CHALLENGE: Reproduce all entries precisely, down to the last character.

-------- DATA IN THIS EXERCISE

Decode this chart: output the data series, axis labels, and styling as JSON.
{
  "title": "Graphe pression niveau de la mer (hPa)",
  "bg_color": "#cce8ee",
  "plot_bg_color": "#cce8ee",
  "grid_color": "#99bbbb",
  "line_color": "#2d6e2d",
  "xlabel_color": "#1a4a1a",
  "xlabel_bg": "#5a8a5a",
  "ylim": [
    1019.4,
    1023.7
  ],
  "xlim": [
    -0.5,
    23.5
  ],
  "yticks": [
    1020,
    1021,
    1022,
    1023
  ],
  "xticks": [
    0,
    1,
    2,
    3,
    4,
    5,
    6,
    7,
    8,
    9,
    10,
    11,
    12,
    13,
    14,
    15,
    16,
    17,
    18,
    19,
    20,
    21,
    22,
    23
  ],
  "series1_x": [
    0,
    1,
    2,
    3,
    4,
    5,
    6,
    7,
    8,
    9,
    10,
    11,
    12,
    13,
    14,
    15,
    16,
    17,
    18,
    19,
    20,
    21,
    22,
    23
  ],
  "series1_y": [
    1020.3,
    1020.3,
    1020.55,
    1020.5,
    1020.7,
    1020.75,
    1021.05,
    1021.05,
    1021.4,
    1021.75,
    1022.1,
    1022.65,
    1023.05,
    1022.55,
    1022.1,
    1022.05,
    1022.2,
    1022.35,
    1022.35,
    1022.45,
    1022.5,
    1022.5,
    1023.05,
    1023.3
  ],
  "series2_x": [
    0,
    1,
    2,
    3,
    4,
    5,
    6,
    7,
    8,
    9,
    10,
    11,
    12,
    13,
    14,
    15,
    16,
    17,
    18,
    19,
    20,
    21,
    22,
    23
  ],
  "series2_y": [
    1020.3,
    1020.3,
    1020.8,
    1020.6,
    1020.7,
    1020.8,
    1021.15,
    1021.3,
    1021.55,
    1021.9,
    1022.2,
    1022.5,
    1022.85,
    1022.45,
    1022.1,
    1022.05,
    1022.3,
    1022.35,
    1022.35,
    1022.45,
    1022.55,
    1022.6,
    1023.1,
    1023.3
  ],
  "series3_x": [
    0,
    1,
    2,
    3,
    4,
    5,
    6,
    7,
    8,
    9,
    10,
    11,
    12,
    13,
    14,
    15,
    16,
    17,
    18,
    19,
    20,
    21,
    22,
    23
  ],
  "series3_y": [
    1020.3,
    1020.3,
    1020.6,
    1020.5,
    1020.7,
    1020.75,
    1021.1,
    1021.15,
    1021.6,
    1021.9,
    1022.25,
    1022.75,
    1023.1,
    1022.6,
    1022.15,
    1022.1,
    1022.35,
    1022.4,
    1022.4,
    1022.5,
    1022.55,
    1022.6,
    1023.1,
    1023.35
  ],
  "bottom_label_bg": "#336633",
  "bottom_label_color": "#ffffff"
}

----------------

ANSWER FOR THE TASK:
Decode this chart: output the data series, axis labels, and styling as JSON.
{
  "title": "Graphe pression niveau de la mer (hPa)",
  "bg_color": "#cce8ee",
  "plot_bg_color": "#cce8ee",
  "grid_color": "#99bbbb",
  "line_color": "#2d6e2d",
  "xlabel_color": "#1a4a1a",
  "xlabel_bg": "#5a8a5a",
  "ylim": [
    1019.4,
    1023.7
  ],
  "xlim": [
    -0.5,
    23.5
  ],
  "yticks": [
    1020,
    1021,
    1022,
    1023
  ],
  "xticks": [
    0,
    1,
    2,
    3,
    4,
    5,
    6,
    7,
    8,
    9,
    10,
    11,
    12,
    13,
    14,
    15,
    16,
    17,
    18,
    19,
    20,
    21,
    22,
    23
  ],
  "series1_x": [
    0,
    1,
    2,
    3,
    4,
    5,
    6,
    7,
    8,
    9,
    10,
    11,
    12,
    13,
    14,
    15,
    16,
    17,
    18,
    19,
    20,
    21,
    22,
    23
  ],
  "series1_y": [
    1020.3,
    1020.3,
    1020.55,
    1020.5,
    1020.7,
    1020.75,
    1021.05,
    1021.05,
    1021.4,
    1021.75,
    1022.1,
    1022.65,
    1023.05,
    1022.55,
    1022.1,
    1022.05,
    1022.2,
    1022.35,
    1022.35,
    1022.45,
    1022.5,
    1022.5,
    1023.05,
    1023.3
  ],
  "series2_x": [
    0,
    1,
    2,
    3,
    4,
    5,
    6,
    7,
    8,
    9,
    10,
    11,
    12,
    13,
    14,
    15,
    16,
    17,
    18,
    19,
    20,
    21,
    22,
    23
  ],
  "series2_y": [
    1020.3,
    1020.3,
    1020.8,
    1020.6,
    1020.7,
    1020.8,
    1021.15,
    1021.3,
    1021.55,
    1021.9,
    1022.2,
    1022.5,
    1022.85,
    1022.45,
    1022.1,
    1022.05,
    1022.3,
    1022.35,
    1022.35,
    1022.45,
    1022.55,
    1022.6,
    1023.1,
    1023.3
  ],
  "series3_x": [
    0,
    1,
    2,
    3,
    4,
    5,
    6,
    7,
    8,
    9,
    10,
    11,
    12,
    13,
    14,
    15,
    16,
    17,
    18,
    19,
    20,
    21,
    22,
    23
  ],
  "series3_y": [
    1020.3,
    1020.3,
    1020.6,
    1020.5,
    1020.7,
    1020.75,
    1021.1,
    1021.15,
    1021.6,
    1021.9,
    1022.25,
    1022.75,
    1023.1,
    1022.6,
    1022.15,
    1022.1,
    1022.35,
    1022.4,
    1022.4,
    1022.5,
    1022.55,
    1022.6,
    1023.1,
    1023.35
  ],
  "bottom_label_bg": "#336633",
  "bottom_label_color": "#ffffff"
}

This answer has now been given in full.